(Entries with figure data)

-=-=-

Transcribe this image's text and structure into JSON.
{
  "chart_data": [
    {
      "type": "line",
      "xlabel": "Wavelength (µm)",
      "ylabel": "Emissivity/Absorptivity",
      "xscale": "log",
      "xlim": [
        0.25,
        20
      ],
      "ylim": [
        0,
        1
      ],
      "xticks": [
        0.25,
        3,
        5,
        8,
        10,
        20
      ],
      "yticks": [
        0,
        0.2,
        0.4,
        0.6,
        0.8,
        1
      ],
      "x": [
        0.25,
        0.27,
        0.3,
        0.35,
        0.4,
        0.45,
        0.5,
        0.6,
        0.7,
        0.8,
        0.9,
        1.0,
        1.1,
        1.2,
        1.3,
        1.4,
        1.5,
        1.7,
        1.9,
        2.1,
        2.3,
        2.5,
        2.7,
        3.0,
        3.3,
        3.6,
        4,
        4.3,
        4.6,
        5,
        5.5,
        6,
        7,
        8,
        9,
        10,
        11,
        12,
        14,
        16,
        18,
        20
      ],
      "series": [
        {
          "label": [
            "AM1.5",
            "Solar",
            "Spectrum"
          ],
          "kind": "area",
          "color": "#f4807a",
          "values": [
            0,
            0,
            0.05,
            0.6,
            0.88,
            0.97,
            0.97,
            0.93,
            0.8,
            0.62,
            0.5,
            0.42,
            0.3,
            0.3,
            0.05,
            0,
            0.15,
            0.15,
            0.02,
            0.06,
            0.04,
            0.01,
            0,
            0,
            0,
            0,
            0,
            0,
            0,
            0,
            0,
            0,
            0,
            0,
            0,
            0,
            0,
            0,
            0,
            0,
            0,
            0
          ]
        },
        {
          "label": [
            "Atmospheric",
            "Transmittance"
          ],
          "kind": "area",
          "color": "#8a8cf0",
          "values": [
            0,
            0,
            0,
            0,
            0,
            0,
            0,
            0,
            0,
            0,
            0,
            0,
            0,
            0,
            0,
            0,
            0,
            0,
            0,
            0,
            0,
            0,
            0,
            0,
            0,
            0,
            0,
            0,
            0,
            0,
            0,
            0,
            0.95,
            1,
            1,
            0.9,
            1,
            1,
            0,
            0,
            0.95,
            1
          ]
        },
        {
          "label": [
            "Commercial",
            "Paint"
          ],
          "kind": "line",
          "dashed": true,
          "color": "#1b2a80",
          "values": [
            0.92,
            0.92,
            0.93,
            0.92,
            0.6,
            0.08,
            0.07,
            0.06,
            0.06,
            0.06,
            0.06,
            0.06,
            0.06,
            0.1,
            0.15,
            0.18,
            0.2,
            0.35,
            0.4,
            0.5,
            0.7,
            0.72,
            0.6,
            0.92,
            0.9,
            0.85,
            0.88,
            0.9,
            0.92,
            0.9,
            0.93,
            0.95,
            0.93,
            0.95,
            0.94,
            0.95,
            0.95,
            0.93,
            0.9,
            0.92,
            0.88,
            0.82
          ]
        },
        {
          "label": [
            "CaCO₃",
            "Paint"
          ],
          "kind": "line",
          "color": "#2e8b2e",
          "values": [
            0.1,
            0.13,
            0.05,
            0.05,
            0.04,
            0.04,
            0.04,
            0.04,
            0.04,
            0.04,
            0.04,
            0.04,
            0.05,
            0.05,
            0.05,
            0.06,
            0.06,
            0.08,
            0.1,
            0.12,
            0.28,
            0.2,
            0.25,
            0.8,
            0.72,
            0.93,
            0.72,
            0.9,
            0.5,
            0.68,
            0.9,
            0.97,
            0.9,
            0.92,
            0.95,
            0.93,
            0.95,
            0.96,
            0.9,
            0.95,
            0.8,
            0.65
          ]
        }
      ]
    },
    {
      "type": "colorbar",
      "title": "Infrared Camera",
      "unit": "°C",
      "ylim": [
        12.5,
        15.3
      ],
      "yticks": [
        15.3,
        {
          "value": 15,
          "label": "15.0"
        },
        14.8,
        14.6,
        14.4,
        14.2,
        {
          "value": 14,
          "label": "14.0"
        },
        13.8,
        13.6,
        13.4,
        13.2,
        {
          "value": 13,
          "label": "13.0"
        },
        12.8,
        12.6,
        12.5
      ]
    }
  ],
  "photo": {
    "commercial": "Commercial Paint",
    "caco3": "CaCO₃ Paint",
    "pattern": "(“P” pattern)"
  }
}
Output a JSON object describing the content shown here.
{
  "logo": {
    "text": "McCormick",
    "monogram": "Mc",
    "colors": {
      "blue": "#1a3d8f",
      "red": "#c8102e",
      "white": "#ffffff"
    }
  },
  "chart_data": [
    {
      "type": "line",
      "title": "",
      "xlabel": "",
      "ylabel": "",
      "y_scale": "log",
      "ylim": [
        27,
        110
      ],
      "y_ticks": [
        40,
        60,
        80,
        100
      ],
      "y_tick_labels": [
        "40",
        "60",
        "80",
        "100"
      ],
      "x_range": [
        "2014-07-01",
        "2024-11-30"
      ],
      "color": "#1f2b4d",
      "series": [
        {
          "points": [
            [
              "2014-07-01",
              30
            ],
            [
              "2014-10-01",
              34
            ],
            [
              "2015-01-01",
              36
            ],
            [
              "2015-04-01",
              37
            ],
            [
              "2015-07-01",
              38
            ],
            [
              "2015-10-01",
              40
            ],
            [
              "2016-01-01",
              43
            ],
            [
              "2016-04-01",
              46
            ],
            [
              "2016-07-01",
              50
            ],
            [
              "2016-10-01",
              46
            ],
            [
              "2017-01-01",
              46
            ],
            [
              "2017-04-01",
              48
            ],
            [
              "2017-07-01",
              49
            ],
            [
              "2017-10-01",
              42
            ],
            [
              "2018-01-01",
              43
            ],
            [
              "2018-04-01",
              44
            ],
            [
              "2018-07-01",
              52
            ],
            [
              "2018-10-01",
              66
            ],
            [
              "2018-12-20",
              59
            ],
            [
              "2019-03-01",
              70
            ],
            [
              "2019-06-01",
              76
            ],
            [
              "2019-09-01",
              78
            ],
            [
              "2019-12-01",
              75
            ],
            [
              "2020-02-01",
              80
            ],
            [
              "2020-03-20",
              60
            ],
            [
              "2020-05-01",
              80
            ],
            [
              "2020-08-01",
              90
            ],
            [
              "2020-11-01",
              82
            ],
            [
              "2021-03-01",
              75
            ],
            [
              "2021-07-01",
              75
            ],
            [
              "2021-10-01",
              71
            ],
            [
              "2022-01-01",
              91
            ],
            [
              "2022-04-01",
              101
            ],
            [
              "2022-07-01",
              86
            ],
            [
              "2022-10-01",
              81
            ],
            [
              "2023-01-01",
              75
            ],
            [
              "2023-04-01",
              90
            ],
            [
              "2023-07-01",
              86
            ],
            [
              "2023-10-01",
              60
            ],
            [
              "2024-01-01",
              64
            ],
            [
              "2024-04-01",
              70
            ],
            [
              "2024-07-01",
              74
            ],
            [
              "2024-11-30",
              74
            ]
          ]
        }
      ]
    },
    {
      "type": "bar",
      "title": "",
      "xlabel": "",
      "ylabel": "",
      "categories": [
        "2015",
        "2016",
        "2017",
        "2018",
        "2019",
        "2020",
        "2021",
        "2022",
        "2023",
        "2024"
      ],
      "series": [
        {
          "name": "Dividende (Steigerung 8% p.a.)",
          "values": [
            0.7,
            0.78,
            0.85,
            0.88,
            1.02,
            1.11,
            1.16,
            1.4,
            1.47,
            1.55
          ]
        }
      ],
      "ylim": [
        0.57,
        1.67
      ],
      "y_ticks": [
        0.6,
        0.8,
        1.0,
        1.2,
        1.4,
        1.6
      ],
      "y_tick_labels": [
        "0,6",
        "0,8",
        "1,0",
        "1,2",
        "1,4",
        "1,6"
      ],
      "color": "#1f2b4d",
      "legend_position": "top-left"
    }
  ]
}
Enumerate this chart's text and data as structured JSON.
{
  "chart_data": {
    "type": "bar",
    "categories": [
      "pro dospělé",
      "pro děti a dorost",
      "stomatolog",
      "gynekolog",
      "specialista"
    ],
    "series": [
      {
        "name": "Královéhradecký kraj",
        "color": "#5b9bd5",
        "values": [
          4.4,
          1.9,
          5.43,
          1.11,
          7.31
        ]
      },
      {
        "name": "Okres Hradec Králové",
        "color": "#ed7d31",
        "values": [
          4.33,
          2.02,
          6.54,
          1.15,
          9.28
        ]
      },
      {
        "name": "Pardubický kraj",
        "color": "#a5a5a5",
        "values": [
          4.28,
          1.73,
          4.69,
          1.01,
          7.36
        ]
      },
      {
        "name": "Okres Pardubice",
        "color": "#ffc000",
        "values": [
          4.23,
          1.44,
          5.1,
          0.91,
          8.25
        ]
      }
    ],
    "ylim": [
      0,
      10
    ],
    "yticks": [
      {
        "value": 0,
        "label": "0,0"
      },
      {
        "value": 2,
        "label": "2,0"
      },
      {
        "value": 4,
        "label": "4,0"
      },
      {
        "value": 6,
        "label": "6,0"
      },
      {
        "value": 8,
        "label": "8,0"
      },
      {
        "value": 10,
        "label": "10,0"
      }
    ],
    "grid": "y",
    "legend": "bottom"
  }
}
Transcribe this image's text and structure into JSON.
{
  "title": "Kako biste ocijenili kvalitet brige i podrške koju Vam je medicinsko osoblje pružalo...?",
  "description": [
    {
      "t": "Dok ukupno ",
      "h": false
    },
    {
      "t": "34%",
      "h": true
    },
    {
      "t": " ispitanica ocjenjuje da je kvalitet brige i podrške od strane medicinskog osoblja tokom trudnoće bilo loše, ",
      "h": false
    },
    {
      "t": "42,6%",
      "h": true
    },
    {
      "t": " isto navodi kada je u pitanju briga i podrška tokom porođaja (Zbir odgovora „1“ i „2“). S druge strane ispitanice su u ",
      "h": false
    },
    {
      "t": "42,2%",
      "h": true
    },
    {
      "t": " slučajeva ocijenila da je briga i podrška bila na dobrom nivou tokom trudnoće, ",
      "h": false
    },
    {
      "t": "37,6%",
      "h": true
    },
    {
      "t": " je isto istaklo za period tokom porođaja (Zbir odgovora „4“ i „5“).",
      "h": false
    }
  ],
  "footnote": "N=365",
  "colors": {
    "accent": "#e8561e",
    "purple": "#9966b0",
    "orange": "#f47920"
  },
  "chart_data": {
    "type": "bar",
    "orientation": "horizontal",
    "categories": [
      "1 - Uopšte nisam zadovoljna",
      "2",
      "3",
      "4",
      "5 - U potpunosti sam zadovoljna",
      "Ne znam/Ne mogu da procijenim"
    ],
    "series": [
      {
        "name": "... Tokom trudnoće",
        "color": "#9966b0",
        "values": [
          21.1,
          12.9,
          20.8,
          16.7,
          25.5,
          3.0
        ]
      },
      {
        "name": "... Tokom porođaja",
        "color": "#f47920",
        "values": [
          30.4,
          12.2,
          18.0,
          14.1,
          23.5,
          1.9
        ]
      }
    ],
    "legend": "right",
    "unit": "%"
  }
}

-=-=-

TASK OBJECTIVE:
Figure out how many lines above include the string "kraj", then report that number and nothing else.

OUTPUT FOR THIS EXERCISE:
2